-- start --

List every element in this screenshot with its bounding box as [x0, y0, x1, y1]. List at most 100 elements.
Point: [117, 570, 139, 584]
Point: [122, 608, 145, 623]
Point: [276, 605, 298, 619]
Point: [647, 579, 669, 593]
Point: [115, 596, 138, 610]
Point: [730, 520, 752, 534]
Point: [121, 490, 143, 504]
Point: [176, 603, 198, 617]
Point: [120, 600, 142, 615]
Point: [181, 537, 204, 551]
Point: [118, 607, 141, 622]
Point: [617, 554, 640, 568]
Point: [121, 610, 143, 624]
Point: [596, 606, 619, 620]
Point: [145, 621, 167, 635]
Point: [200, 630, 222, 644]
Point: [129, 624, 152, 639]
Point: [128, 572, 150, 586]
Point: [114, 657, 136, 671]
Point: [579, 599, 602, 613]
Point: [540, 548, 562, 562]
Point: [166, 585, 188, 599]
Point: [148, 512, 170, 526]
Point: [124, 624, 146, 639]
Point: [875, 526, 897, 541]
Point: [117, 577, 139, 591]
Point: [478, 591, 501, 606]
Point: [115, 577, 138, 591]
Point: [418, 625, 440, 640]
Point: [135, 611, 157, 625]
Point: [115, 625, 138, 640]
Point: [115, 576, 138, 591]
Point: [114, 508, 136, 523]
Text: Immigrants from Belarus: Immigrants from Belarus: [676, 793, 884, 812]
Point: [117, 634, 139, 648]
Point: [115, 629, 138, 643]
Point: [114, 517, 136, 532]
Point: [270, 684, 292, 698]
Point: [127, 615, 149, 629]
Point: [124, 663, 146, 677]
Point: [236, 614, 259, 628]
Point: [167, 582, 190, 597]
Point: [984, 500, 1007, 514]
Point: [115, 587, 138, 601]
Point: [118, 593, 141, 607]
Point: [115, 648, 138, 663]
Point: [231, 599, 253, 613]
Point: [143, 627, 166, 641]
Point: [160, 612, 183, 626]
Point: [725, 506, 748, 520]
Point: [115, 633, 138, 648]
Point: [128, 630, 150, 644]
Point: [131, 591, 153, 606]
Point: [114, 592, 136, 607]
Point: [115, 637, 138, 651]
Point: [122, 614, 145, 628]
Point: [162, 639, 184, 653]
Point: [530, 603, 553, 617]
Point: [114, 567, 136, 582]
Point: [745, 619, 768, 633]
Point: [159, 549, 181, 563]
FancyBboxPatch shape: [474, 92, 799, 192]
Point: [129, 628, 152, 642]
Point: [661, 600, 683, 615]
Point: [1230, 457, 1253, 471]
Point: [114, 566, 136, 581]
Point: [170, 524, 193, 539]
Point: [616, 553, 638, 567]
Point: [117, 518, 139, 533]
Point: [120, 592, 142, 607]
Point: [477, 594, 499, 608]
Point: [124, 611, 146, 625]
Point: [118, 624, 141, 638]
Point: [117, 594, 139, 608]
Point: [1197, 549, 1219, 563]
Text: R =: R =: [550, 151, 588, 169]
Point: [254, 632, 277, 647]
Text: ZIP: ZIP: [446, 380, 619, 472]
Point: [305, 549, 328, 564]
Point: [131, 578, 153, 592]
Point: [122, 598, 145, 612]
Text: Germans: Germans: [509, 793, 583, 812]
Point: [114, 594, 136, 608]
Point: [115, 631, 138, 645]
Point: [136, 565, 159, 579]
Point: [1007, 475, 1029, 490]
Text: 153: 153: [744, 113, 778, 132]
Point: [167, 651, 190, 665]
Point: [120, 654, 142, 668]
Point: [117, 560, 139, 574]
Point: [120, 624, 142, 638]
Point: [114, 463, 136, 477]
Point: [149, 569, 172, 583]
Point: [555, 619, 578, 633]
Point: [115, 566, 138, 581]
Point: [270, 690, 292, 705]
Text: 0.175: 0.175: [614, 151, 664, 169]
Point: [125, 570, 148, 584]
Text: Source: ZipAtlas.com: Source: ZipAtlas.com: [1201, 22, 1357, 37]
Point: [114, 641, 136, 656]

-- end --
-- start --

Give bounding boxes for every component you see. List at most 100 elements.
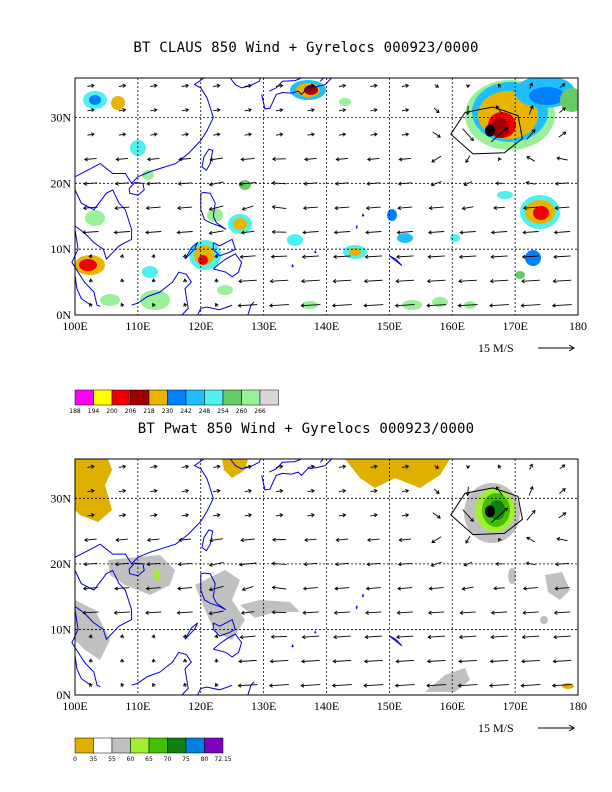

-- end --
-- start --

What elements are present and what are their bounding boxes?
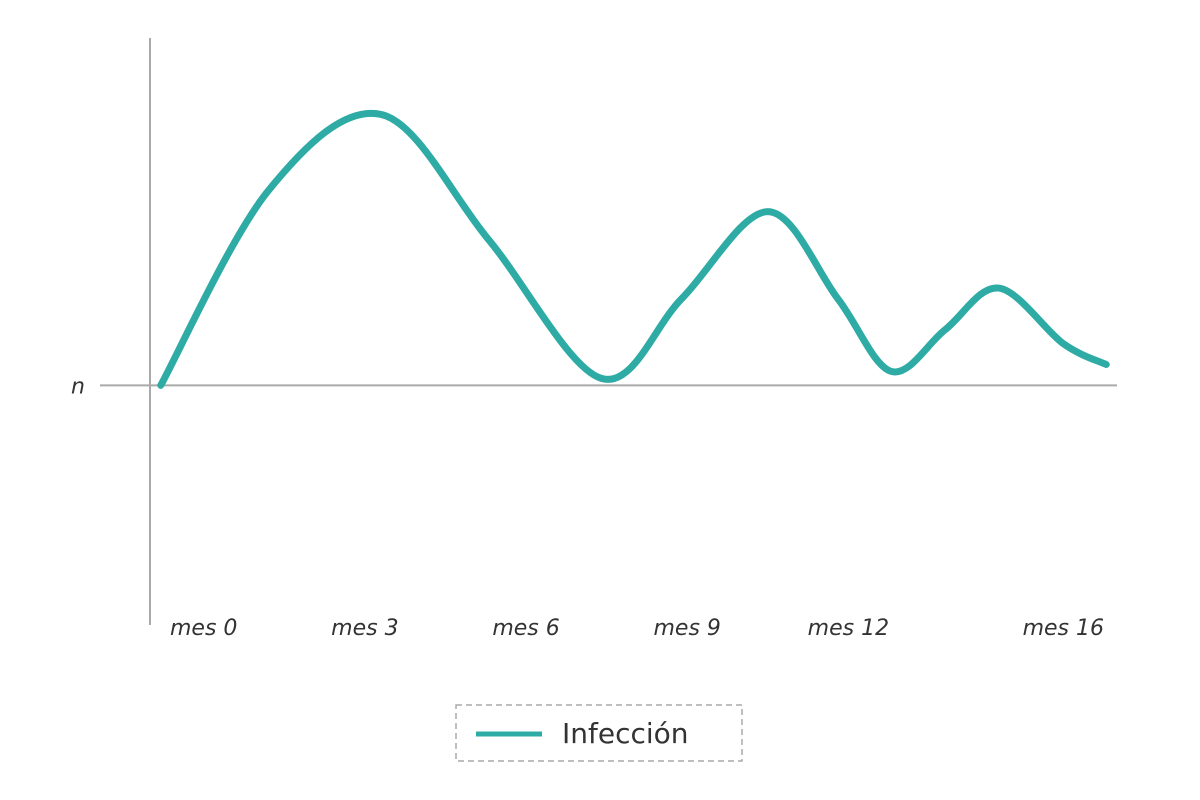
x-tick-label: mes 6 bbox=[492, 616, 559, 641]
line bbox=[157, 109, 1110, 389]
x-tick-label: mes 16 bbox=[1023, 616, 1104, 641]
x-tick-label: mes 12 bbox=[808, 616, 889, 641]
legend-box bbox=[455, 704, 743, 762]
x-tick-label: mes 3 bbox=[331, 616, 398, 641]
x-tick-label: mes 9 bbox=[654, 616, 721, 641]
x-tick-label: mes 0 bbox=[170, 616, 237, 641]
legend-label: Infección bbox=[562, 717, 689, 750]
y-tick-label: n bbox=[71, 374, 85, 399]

-- end --

**What needs to be done:**
Copy the lines from the one with "What elements are" up to and including the one with "y-tick-label: n bbox=[71, 374, 85, 399]", replacing "x-tick-label" with "x-axis-label" and changing nothing else. Omit the pictures.

**Complete output:**
What elements are present and what are their bounding boxes?
x-axis-label: mes 6 bbox=[492, 616, 559, 641]
line bbox=[157, 109, 1110, 389]
x-axis-label: mes 16 bbox=[1023, 616, 1104, 641]
x-axis-label: mes 12 bbox=[808, 616, 889, 641]
legend-box bbox=[455, 704, 743, 762]
x-axis-label: mes 3 bbox=[331, 616, 398, 641]
x-axis-label: mes 9 bbox=[654, 616, 721, 641]
x-axis-label: mes 0 bbox=[170, 616, 237, 641]
legend-label: Infección bbox=[562, 717, 689, 750]
y-tick-label: n bbox=[71, 374, 85, 399]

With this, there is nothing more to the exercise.